» **REQUIRED TASK**
Type the records out again in full, exactly.

» **SUPPLIED DATA**
* * *

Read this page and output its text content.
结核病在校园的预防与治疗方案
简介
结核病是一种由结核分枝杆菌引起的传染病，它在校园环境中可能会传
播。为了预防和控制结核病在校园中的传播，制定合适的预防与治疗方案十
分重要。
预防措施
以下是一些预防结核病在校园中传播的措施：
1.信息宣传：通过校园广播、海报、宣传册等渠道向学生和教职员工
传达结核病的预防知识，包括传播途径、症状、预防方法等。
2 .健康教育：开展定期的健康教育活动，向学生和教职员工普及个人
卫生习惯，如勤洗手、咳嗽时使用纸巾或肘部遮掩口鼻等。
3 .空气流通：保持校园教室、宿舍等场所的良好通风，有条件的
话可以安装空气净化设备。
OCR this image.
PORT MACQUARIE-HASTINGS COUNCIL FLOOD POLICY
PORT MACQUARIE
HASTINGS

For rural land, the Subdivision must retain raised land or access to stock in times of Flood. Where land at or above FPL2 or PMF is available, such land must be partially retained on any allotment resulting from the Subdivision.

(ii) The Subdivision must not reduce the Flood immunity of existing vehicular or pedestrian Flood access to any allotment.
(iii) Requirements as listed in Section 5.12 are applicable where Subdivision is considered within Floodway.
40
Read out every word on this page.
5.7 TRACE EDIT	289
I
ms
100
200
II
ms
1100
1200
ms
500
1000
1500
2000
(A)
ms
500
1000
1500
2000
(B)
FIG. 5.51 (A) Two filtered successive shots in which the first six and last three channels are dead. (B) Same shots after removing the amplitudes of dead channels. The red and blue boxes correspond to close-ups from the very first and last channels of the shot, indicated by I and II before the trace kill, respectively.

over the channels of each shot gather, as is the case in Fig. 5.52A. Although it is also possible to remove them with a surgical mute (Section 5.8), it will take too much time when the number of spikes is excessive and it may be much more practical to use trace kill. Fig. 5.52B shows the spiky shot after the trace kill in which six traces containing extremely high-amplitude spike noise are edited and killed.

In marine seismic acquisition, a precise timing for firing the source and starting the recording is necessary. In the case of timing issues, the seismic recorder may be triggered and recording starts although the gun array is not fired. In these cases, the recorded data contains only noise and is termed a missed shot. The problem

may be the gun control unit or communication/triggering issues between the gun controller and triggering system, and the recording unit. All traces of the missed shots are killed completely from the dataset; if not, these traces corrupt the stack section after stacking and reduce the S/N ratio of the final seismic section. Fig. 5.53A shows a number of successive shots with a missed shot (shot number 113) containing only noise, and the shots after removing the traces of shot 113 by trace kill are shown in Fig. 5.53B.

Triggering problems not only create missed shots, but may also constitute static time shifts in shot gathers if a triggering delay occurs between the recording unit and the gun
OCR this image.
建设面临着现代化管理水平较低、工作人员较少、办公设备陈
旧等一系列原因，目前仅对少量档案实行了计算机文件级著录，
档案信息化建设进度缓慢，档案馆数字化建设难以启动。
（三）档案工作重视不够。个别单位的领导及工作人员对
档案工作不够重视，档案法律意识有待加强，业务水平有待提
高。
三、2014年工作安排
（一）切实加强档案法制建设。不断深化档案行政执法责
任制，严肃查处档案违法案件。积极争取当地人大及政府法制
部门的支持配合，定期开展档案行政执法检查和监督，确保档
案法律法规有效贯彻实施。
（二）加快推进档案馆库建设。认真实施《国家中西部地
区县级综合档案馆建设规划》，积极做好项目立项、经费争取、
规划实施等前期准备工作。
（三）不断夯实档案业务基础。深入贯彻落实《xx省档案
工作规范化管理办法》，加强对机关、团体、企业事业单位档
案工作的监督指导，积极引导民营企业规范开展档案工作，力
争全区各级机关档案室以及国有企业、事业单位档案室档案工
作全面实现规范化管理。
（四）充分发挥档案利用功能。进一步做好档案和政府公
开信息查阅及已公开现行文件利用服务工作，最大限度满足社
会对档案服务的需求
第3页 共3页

* * *

» **CORRECT RESPONSE**
Read this page and output its text content.
结核病在校园的预防与治疗方案
简介
结核病是一种由结核分枝杆菌引起的传染病，它在校园环境中可能会传
播。为了预防和控制结核病在校园中的传播，制定合适的预防与治疗方案十
分重要。
预防措施
以下是一些预防结核病在校园中传播的措施：
1.信息宣传：通过校园广播、海报、宣传册等渠道向学生和教职员工
传达结核病的预防知识，包括传播途径、症状、预防方法等。
2 .健康教育：开展定期的健康教育活动，向学生和教职员工普及个人
卫生习惯，如勤洗手、咳嗽时使用纸巾或肘部遮掩口鼻等。
3 .空气流通：保持校园教室、宿舍等场所的良好通风，有条件的
话可以安装空气净化设备。
OCR this image.
PORT MACQUARIE-HASTINGS COUNCIL FLOOD POLICY
PORT MACQUARIE
HASTINGS

For rural land, the Subdivision must retain raised land or access to stock in times of Flood. Where land at or above FPL2 or PMF is available, such land must be partially retained on any allotment resulting from the Subdivision.

(ii) The Subdivision must not reduce the Flood immunity of existing vehicular or pedestrian Flood access to any allotment.
(iii) Requirements as listed in Section 5.12 are applicable where Subdivision is considered within Floodway.
40
Read out every word on this page.
5.7 TRACE EDIT	289
I
ms
100
200
II
ms
1100
1200
ms
500
1000
1500
2000
(A)
ms
500
1000
1500
2000
(B)
FIG. 5.51 (A) Two filtered successive shots in which the first six and last three channels are dead. (B) Same shots after removing the amplitudes of dead channels. The red and blue boxes correspond to close-ups from the very first and last channels of the shot, indicated by I and II before the trace kill, respectively.

over the channels of each shot gather, as is the case in Fig. 5.52A. Although it is also possible to remove them with a surgical mute (Section 5.8), it will take too much time when the number of spikes is excessive and it may be much more practical to use trace kill. Fig. 5.52B shows the spiky shot after the trace kill in which six traces containing extremely high-amplitude spike noise are edited and killed.

In marine seismic acquisition, a precise timing for firing the source and starting the recording is necessary. In the case of timing issues, the seismic recorder may be triggered and recording starts although the gun array is not fired. In these cases, the recorded data contains only noise and is termed a missed shot. The problem

may be the gun control unit or communication/triggering issues between the gun controller and triggering system, and the recording unit. All traces of the missed shots are killed completely from the dataset; if not, these traces corrupt the stack section after stacking and reduce the S/N ratio of the final seismic section. Fig. 5.53A shows a number of successive shots with a missed shot (shot number 113) containing only noise, and the shots after removing the traces of shot 113 by trace kill are shown in Fig. 5.53B.

Triggering problems not only create missed shots, but may also constitute static time shifts in shot gathers if a triggering delay occurs between the recording unit and the gun
OCR this image.
建设面临着现代化管理水平较低、工作人员较少、办公设备陈
旧等一系列原因，目前仅对少量档案实行了计算机文件级著录，
档案信息化建设进度缓慢，档案馆数字化建设难以启动。
（三）档案工作重视不够。个别单位的领导及工作人员对
档案工作不够重视，档案法律意识有待加强，业务水平有待提
高。
三、2014年工作安排
（一）切实加强档案法制建设。不断深化档案行政执法责
任制，严肃查处档案违法案件。积极争取当地人大及政府法制
部门的支持配合，定期开展档案行政执法检查和监督，确保档
案法律法规有效贯彻实施。
（二）加快推进档案馆库建设。认真实施《国家中西部地
区县级综合档案馆建设规划》，积极做好项目立项、经费争取、
规划实施等前期准备工作。
（三）不断夯实档案业务基础。深入贯彻落实《xx省档案
工作规范化管理办法》，加强对机关、团体、企业事业单位档
案工作的监督指导，积极引导民营企业规范开展档案工作，力
争全区各级机关档案室以及国有企业、事业单位档案室档案工
作全面实现规范化管理。
（四）充分发挥档案利用功能。进一步做好档案和政府公
开信息查阅及已公开现行文件利用服务工作，最大限度满足社
会对档案服务的需求
第3页 共3页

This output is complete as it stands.